◆ WHAT THE TASK ASKS:
Restate all of the data exactly.

◆ DATA:
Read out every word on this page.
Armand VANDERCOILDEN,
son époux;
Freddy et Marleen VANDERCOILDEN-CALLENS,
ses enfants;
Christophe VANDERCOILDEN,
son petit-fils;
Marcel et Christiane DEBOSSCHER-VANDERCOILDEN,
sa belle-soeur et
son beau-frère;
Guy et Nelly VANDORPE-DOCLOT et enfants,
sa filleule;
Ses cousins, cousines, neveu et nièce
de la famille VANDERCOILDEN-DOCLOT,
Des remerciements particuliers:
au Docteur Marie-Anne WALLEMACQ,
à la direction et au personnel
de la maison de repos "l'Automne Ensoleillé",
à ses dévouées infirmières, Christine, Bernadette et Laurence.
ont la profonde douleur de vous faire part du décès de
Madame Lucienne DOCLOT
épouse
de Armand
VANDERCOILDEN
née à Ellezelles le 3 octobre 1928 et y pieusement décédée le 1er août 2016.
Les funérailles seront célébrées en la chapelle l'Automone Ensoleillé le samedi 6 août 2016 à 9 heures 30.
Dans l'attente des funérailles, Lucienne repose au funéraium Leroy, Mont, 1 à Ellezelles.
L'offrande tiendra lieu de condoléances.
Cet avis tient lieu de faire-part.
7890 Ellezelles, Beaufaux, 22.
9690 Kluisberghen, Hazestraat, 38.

◆ EXERCISE OUTPUT:
Read out every word on this page.
Armand VANDERCOILDEN,
son époux;
Freddy et Marleen VANDERCOILDEN-CALLENS,
ses enfants;
Christophe VANDERCOILDEN,
son petit-fils;
Marcel et Christiane DEBOSSCHER-VANDERCOILDEN,
sa belle-soeur et
son beau-frère;
Guy et Nelly VANDORPE-DOCLOT et enfants,
sa filleule;
Ses cousins, cousines, neveu et nièce
de la famille VANDERCOILDEN-DOCLOT,
Des remerciements particuliers:
au Docteur Marie-Anne WALLEMACQ,
à la direction et au personnel
de la maison de repos "l'Automne Ensoleillé",
à ses dévouées infirmières, Christine, Bernadette et Laurence.
ont la profonde douleur de vous faire part du décès de
Madame Lucienne DOCLOT
épouse
de Armand
VANDERCOILDEN
née à Ellezelles le 3 octobre 1928 et y pieusement décédée le 1er août 2016.
Les funérailles seront célébrées en la chapelle l'Automone Ensoleillé le samedi 6 août 2016 à 9 heures 30.
Dans l'attente des funérailles, Lucienne repose au funéraium Leroy, Mont, 1 à Ellezelles.
L'offrande tiendra lieu de condoléances.
Cet avis tient lieu de faire-part.
7890 Ellezelles, Beaufaux, 22.
9690 Kluisberghen, Hazestraat, 38.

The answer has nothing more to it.